そんなかれらも、なんもしねえくせに4割抜いていくように見えてはマズイと承知のうえか、仕事してます演出は相当なものだった。

まず、プロジェクトの初会合に大量の人員を投入してくる。たとえば業者側の主だったスタッフ10人に対して電通25人。

大半は入社3~4年目みたいな兄ちゃん姉ちゃんで、ほぼ全員が電通ファッションの黒づくめ(少なくとも当時は黒だった)、着席するなり一斉に黒革のシステム手帳を開き背筋を伸ばすさまは実に壮観だが、かれらの役割がよくわからない。

〇〇業務を補佐する◇◇です、などとご紹介いただくが、仕事の実態がさっぱりわからねえ。

というか電通さんの仕事は業者と事業主の連絡調整だけだろ?どうしてこんな大人数が必要なのよとわたしは会議のあいだじゅう脳みその半分を使って考えていたが、ついに答えを得ることができなかった。

 

疑問はやがて解消されていった。

プロジェクトが走り出し、会議を重ねるごとに議題は具体的かつ複雑になっていったが、それと反比例して電通側の出席者は減り続け、しまいにはリアルに仕事をしている2~3人の中堅社員だけになった。

どう考えても最初の大人数は「おまえらが向き合ってるのは大電通さまでぇ」というコケ脅し、そしてこのプロジェクトには巨額の経費をかけていますアピールであったとしか思えないのである。クソだっさい人海戦術だけどな。

なお、最初に大量動員された若者たちにもちゃんと役割はあり、イベント当日の受付け周辺やVIPの送り迎えといった事業主の目にとまりやすいポジションで生き生きと活躍しておられ、「この仕事、電通がきっちり仕切っています」感の盛り上げに一役も二役も買っていたことは間違いない。

ただしそんな彼らの人件費をどれほど過大に見積もっても、億単位の予算の40%になど遥かに届かないことは小学生にもわかることだった。

  

以上が私の見た「電通商法」のいち側面。

この事例をもってすべてを量ることはできず、もっとホワイトな面もあれば、はるかにブラックな面もあるにちがいない。

個人的には、強く大きくなりすぎた電通が、政界・官界との太すぎるパイプを通して、一般国民には理解できないスケールのぼったくり商売をしているという印象を拭い去ることができない。

もちろんその「共犯者」は一部の官僚と政治家である。

#### 与えられた行:
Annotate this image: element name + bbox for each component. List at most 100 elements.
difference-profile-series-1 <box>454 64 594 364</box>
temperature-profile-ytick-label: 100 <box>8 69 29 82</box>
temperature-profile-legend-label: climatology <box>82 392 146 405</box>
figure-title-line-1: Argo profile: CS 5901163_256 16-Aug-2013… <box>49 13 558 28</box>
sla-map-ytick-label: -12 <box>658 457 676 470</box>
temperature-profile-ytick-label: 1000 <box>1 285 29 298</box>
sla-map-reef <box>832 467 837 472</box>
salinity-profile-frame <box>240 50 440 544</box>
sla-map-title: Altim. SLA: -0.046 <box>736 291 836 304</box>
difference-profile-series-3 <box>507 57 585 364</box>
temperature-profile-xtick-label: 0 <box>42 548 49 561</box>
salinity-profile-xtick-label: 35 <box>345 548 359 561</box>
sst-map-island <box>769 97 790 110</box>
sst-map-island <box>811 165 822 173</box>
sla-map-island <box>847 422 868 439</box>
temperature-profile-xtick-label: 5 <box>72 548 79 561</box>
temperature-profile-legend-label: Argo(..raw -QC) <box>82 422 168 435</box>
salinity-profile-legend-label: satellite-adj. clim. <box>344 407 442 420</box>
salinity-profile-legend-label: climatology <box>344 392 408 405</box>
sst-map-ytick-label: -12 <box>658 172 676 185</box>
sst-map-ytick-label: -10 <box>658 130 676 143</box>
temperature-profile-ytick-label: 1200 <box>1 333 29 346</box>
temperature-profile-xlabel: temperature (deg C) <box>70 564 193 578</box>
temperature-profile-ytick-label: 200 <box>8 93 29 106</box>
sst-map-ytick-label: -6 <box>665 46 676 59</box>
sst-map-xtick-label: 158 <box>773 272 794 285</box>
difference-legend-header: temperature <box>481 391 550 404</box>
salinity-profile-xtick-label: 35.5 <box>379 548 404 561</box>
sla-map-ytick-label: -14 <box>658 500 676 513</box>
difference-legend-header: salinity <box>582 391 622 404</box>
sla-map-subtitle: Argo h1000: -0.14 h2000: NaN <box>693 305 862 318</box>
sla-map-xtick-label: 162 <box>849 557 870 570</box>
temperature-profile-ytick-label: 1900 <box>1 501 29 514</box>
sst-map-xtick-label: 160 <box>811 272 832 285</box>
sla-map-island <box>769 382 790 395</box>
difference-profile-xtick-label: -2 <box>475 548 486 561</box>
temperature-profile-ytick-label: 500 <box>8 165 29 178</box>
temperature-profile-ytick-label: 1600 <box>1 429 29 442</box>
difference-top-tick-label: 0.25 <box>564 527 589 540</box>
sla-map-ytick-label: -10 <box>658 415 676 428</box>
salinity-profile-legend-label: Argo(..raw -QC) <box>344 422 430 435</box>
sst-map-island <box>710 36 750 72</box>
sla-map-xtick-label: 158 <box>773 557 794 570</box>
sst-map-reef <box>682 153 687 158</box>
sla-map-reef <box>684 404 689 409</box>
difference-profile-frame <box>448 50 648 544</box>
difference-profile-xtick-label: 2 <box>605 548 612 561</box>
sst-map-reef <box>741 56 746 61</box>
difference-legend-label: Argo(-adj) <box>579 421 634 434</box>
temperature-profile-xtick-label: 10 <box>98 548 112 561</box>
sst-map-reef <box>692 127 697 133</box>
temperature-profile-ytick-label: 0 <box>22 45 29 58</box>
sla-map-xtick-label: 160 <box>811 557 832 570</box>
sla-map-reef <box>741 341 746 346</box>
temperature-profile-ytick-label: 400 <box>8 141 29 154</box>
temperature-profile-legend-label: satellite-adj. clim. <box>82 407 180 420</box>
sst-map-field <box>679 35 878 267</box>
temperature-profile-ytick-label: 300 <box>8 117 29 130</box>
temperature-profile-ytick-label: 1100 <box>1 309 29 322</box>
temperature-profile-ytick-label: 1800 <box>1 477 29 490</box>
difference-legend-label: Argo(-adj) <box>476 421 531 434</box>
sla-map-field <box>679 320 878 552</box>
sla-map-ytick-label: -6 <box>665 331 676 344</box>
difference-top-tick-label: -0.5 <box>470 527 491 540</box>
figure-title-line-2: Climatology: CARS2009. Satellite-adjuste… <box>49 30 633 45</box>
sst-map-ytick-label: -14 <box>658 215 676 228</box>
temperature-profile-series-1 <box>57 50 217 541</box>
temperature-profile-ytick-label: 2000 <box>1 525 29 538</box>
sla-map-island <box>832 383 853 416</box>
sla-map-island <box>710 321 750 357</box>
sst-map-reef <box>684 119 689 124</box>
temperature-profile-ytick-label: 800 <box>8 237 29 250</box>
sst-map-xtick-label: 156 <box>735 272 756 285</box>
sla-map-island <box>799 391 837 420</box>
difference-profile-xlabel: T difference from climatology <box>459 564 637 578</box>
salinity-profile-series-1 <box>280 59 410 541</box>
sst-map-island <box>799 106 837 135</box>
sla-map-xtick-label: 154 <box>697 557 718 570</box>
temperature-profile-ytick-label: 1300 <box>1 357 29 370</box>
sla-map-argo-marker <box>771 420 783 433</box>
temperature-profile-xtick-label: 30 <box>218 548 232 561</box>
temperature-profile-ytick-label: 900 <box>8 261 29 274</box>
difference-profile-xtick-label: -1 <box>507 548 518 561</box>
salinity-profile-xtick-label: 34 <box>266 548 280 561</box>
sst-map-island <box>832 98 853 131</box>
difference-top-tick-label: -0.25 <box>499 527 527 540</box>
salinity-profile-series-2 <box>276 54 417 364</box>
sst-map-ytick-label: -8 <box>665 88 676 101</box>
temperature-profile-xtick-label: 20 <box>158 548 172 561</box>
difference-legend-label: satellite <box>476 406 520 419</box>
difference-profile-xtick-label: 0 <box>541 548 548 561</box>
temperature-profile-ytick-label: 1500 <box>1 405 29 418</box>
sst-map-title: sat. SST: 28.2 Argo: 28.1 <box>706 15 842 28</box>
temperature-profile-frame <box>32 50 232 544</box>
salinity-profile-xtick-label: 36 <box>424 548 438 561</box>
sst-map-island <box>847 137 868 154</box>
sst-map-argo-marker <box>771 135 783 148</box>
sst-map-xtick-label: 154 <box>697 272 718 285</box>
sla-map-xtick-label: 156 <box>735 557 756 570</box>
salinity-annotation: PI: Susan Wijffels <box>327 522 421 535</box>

#### 作業項目:
本文によると、プロジェクトの初会合で、業者側の主だったスタッフ10人に対して電通側は何人を出してきたか。 本文だけを手がかりにすること。

#### 回答:
25人。